> _Brief_: Provide the records once more, identical to the original.

────────────────────

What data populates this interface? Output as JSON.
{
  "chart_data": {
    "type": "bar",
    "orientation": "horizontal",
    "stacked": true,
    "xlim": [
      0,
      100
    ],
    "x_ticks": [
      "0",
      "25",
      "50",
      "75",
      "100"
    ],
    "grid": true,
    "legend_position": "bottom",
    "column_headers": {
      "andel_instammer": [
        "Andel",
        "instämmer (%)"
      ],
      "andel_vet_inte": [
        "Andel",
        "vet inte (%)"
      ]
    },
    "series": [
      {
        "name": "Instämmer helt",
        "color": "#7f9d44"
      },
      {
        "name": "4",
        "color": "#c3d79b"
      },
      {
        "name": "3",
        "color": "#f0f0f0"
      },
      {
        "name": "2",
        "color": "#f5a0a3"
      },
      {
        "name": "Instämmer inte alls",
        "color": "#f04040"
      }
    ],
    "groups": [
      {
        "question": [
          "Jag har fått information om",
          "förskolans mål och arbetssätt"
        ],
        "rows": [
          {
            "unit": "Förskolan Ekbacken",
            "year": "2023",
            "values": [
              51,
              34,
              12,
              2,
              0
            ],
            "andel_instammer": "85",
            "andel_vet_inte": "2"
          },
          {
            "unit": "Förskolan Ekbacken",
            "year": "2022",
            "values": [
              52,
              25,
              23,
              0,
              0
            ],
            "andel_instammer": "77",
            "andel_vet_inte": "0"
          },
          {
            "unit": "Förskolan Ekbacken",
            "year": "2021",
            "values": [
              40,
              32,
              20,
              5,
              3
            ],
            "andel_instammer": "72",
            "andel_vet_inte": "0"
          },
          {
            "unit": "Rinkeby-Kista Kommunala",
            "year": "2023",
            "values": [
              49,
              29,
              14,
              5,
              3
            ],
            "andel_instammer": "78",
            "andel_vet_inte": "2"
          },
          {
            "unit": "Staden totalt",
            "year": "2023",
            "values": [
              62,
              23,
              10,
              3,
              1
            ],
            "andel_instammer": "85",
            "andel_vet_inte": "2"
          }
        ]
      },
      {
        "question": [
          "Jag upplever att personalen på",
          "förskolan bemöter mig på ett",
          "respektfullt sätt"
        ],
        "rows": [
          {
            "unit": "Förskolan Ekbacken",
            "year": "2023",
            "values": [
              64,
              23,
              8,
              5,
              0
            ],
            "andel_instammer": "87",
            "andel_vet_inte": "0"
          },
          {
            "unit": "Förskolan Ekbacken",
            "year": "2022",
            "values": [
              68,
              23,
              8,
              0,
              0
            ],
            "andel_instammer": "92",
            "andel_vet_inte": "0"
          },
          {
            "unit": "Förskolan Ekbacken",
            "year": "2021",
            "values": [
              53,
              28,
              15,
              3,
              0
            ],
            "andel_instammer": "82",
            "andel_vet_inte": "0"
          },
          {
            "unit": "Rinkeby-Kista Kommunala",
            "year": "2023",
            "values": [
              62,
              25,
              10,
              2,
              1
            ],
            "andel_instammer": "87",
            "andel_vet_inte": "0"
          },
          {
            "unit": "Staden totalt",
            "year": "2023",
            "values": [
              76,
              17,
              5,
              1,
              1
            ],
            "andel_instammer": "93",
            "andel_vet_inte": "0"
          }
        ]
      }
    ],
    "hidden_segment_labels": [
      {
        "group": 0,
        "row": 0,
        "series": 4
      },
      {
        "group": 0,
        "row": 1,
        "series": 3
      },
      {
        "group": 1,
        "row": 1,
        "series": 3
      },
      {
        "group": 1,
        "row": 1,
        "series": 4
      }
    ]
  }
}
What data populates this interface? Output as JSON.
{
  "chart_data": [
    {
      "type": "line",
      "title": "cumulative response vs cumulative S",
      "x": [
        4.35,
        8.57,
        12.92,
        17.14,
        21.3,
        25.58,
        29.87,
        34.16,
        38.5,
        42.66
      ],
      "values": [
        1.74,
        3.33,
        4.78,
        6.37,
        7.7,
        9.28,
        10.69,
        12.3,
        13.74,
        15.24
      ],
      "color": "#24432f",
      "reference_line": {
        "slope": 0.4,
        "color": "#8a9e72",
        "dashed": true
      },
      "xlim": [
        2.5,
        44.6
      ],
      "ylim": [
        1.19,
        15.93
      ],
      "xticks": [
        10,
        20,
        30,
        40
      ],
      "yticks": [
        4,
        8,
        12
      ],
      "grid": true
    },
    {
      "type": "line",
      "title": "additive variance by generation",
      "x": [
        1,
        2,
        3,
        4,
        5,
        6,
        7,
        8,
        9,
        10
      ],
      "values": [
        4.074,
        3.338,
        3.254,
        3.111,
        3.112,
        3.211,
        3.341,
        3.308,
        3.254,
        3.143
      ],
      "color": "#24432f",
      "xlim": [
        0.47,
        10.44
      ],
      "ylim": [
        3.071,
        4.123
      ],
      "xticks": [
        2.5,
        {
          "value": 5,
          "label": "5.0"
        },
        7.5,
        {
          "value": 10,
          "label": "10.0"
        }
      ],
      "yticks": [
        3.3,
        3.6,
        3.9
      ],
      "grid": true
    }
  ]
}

────────────────────

> _Reply to the exercise_:
What data populates this interface? Output as JSON.
{
  "chart_data": {
    "type": "bar",
    "orientation": "horizontal",
    "stacked": true,
    "xlim": [
      0,
      100
    ],
    "x_ticks": [
      "0",
      "25",
      "50",
      "75",
      "100"
    ],
    "grid": true,
    "legend_position": "bottom",
    "column_headers": {
      "andel_instammer": [
        "Andel",
        "instämmer (%)"
      ],
      "andel_vet_inte": [
        "Andel",
        "vet inte (%)"
      ]
    },
    "series": [
      {
        "name": "Instämmer helt",
        "color": "#7f9d44"
      },
      {
        "name": "4",
        "color": "#c3d79b"
      },
      {
        "name": "3",
        "color": "#f0f0f0"
      },
      {
        "name": "2",
        "color": "#f5a0a3"
      },
      {
        "name": "Instämmer inte alls",
        "color": "#f04040"
      }
    ],
    "groups": [
      {
        "question": [
          "Jag har fått information om",
          "förskolans mål och arbetssätt"
        ],
        "rows": [
          {
            "unit": "Förskolan Ekbacken",
            "year": "2023",
            "values": [
              51,
              34,
              12,
              2,
              0
            ],
            "andel_instammer": "85",
            "andel_vet_inte": "2"
          },
          {
            "unit": "Förskolan Ekbacken",
            "year": "2022",
            "values": [
              52,
              25,
              23,
              0,
              0
            ],
            "andel_instammer": "77",
            "andel_vet_inte": "0"
          },
          {
            "unit": "Förskolan Ekbacken",
            "year": "2021",
            "values": [
              40,
              32,
              20,
              5,
              3
            ],
            "andel_instammer": "72",
            "andel_vet_inte": "0"
          },
          {
            "unit": "Rinkeby-Kista Kommunala",
            "year": "2023",
            "values": [
              49,
              29,
              14,
              5,
              3
            ],
            "andel_instammer": "78",
            "andel_vet_inte": "2"
          },
          {
            "unit": "Staden totalt",
            "year": "2023",
            "values": [
              62,
              23,
              10,
              3,
              1
            ],
            "andel_instammer": "85",
            "andel_vet_inte": "2"
          }
        ]
      },
      {
        "question": [
          "Jag upplever att personalen på",
          "förskolan bemöter mig på ett",
          "respektfullt sätt"
        ],
        "rows": [
          {
            "unit": "Förskolan Ekbacken",
            "year": "2023",
            "values": [
              64,
              23,
              8,
              5,
              0
            ],
            "andel_instammer": "87",
            "andel_vet_inte": "0"
          },
          {
            "unit": "Förskolan Ekbacken",
            "year": "2022",
            "values": [
              68,
              23,
              8,
              0,
              0
            ],
            "andel_instammer": "92",
            "andel_vet_inte": "0"
          },
          {
            "unit": "Förskolan Ekbacken",
            "year": "2021",
            "values": [
              53,
              28,
              15,
              3,
              0
            ],
            "andel_instammer": "82",
            "andel_vet_inte": "0"
          },
          {
            "unit": "Rinkeby-Kista Kommunala",
            "year": "2023",
            "values": [
              62,
              25,
              10,
              2,
              1
            ],
            "andel_instammer": "87",
            "andel_vet_inte": "0"
          },
          {
            "unit": "Staden totalt",
            "year": "2023",
            "values": [
              76,
              17,
              5,
              1,
              1
            ],
            "andel_instammer": "93",
            "andel_vet_inte": "0"
          }
        ]
      }
    ],
    "hidden_segment_labels": [
      {
        "group": 0,
        "row": 0,
        "series": 4
      },
      {
        "group": 0,
        "row": 1,
        "series": 3
      },
      {
        "group": 1,
        "row": 1,
        "series": 3
      },
      {
        "group": 1,
        "row": 1,
        "series": 4
      }
    ]
  }
}
What data populates this interface? Output as JSON.
{
  "chart_data": [
    {
      "type": "line",
      "title": "cumulative response vs cumulative S",
      "x": [
        4.35,
        8.57,
        12.92,
        17.14,
        21.3,
        25.58,
        29.87,
        34.16,
        38.5,
        42.66
      ],
      "values": [
        1.74,
        3.33,
        4.78,
        6.37,
        7.7,
        9.28,
        10.69,
        12.3,
        13.74,
        15.24
      ],
      "color": "#24432f",
      "reference_line": {
        "slope": 0.4,
        "color": "#8a9e72",
        "dashed": true
      },
      "xlim": [
        2.5,
        44.6
      ],
      "ylim": [
        1.19,
        15.93
      ],
      "xticks": [
        10,
        20,
        30,
        40
      ],
      "yticks": [
        4,
        8,
        12
      ],
      "grid": true
    },
    {
      "type": "line",
      "title": "additive variance by generation",
      "x": [
        1,
        2,
        3,
        4,
        5,
        6,
        7,
        8,
        9,
        10
      ],
      "values": [
        4.074,
        3.338,
        3.254,
        3.111,
        3.112,
        3.211,
        3.341,
        3.308,
        3.254,
        3.143
      ],
      "color": "#24432f",
      "xlim": [
        0.47,
        10.44
      ],
      "ylim": [
        3.071,
        4.123
      ],
      "xticks": [
        2.5,
        {
          "value": 5,
          "label": "5.0"
        },
        7.5,
        {
          "value": 10,
          "label": "10.0"
        }
      ],
      "yticks": [
        3.3,
        3.6,
        3.9
      ],
      "grid": true
    }
  ]
}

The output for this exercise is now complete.